____ Data extract
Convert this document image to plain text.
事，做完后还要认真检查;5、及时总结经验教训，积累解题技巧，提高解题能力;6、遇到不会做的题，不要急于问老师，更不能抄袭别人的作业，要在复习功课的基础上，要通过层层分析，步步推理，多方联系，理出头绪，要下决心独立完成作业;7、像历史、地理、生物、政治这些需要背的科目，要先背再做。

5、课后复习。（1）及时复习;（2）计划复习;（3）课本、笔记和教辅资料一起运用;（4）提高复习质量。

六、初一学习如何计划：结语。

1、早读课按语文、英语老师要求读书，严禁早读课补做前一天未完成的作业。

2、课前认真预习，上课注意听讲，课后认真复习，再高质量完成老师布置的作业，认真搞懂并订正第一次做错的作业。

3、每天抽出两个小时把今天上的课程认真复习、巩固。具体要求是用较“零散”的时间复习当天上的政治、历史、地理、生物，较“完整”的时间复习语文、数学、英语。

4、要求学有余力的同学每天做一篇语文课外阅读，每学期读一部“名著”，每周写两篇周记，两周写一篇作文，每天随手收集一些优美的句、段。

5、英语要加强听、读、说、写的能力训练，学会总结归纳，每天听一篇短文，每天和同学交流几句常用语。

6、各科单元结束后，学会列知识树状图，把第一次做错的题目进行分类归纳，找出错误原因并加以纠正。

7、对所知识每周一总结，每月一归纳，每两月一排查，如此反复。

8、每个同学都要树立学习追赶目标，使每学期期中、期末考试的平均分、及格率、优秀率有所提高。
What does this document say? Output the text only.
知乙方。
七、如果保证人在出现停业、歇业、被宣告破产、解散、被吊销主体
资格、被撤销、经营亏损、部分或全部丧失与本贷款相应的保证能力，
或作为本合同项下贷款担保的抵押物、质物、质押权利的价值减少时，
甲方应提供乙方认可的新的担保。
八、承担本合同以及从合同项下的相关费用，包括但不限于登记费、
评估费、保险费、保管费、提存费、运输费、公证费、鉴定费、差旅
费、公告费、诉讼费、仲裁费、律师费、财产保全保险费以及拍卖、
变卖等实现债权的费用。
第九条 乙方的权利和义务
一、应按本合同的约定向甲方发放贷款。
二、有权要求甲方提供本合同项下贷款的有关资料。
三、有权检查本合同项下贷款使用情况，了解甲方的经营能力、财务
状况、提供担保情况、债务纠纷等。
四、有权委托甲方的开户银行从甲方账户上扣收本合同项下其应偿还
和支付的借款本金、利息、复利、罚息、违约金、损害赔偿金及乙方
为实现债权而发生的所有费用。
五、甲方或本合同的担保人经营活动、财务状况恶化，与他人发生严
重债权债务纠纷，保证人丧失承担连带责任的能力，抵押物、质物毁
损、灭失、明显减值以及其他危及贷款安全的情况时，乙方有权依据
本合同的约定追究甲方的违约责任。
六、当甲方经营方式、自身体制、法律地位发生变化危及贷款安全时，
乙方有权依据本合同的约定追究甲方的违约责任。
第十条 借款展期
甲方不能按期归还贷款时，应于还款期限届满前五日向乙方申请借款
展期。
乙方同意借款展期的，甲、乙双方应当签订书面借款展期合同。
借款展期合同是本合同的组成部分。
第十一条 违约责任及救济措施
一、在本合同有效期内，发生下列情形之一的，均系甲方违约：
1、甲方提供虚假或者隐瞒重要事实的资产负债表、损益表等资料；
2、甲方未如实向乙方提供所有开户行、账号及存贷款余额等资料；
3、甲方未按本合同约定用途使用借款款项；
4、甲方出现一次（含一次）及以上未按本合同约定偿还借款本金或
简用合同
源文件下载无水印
________
Instructions to follow: Copy out the lines starting at the one containing "What does this" and ending with the last line of the entries. Include nothing else.

Expected output:
What does this document say? Output the text only.
知乙方。
七、如果保证人在出现停业、歇业、被宣告破产、解散、被吊销主体
资格、被撤销、经营亏损、部分或全部丧失与本贷款相应的保证能力，
或作为本合同项下贷款担保的抵押物、质物、质押权利的价值减少时，
甲方应提供乙方认可的新的担保。
八、承担本合同以及从合同项下的相关费用，包括但不限于登记费、
评估费、保险费、保管费、提存费、运输费、公证费、鉴定费、差旅
费、公告费、诉讼费、仲裁费、律师费、财产保全保险费以及拍卖、
变卖等实现债权的费用。
第九条 乙方的权利和义务
一、应按本合同的约定向甲方发放贷款。
二、有权要求甲方提供本合同项下贷款的有关资料。
三、有权检查本合同项下贷款使用情况，了解甲方的经营能力、财务
状况、提供担保情况、债务纠纷等。
四、有权委托甲方的开户银行从甲方账户上扣收本合同项下其应偿还
和支付的借款本金、利息、复利、罚息、违约金、损害赔偿金及乙方
为实现债权而发生的所有费用。
五、甲方或本合同的担保人经营活动、财务状况恶化，与他人发生严
重债权债务纠纷，保证人丧失承担连带责任的能力，抵押物、质物毁
损、灭失、明显减值以及其他危及贷款安全的情况时，乙方有权依据
本合同的约定追究甲方的违约责任。
六、当甲方经营方式、自身体制、法律地位发生变化危及贷款安全时，
乙方有权依据本合同的约定追究甲方的违约责任。
第十条 借款展期
甲方不能按期归还贷款时，应于还款期限届满前五日向乙方申请借款
展期。
乙方同意借款展期的，甲、乙双方应当签订书面借款展期合同。
借款展期合同是本合同的组成部分。
第十一条 违约责任及救济措施
一、在本合同有效期内，发生下列情形之一的，均系甲方违约：
1、甲方提供虚假或者隐瞒重要事实的资产负债表、损益表等资料；
2、甲方未如实向乙方提供所有开户行、账号及存贷款余额等资料；
3、甲方未按本合同约定用途使用借款款项；
4、甲方出现一次（含一次）及以上未按本合同约定偿还借款本金或
简用合同
源文件下载无水印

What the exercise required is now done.